§ **Given task**: Whenever a line contains the string "does", copy it out of the entries.

BEGIN Data excerpts

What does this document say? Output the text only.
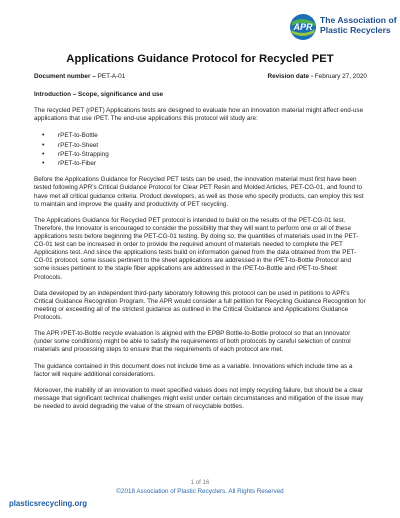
APR
The Association of
Plastic Recyclers
Applications Guidance Protocol for Recycled PET
Document number – PET-A-01	Revision date - February 27, 2020
Introduction – Scope, significance and use

The recycled PET (rPET) Applications tests are designed to evaluate how an innovation material might affect end-use applications that use rPET. The end-use applications this protocol will study are:

• rPET-to-Bottle
• rPET-to-Sheet
• rPET-to-Strapping
• rPET-to-Fiber

Before the Applications Guidance for Recycled PET tests can be used, the innovation material must first have been tested following APR’s Critical Guidance Protocol for Clear PET Resin and Molded Articles, PET-CG-01, and found to have met all critical guidance criteria. Product developers, as well as those who specify products, can employ this test to maintain and improve the quality and productivity of PET recycling.

The Applications Guidance for Recycled PET protocol is intended to build on the results of the PET-CG-01 test. Therefore, the Innovator is encouraged to consider the possibility that they will want to perform one or all of these applications tests before beginning the PET-CG-01 testing. By doing so, the quantities of materials used in the PET-CG-01 test can be increased in order to provide the required amount of materials needed to complete the PET Applications test. And since the applications tests build on information gained from the data obtained from the PET-CG-01 protocol, some issues pertinent to the sheet applications are addressed in the rPET-to-Bottle Protocol and some issues pertinent to the staple fiber applications are addressed in the rPET-to-Bottle and rPET-to-Sheet Protocols.

Data developed by an independent third-party laboratory following this protocol can be used in petitions to APR’s Critical Guidance Recognition Program. The APR would consider a full petition for Recycling Guidance Recognition for meeting or exceeding all of the strictest guidance as outlined in the Critical Guidance and Applications Guidance Protocols.

The APR rPET-to-Bottle recycle evaluation is aligned with the EPBP Bottle-to-Bottle protocol so that an Innovator (under some conditions) might be able to satisfy the requirements of both protocols by careful selection of control materials and processing steps to ensure that the requirements of each protocol are met.

The guidance contained in this document does not include time as a variable. Innovations which include time as a factor will require additional considerations.

Moreover, the inability of an innovation to meet specified values does not imply recycling failure, but should be a clear message that significant technical challenges might exist under certain circumstances and mitigation of the issue may be needed to avoid degrading the value of the stream of recyclable bottles.

1 of 16
©2018 Association of Plastic Recyclers. All Rights Reserved
plasticsrecycling.org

END Data excerpts

§ **Solution for this exercise**:
What does this document say? Output the text only.
The guidance contained in this document does not include time as a variable. Innovations which include time as a factor will require additional considerations.
Moreover, the inability of an innovation to meet specified values does not imply recycling failure, but should be a clear message that significant technical challenges might exist under certain circumstances and mitigation of the issue may be needed to avoid degrading the value of the stream of recyclable bottles.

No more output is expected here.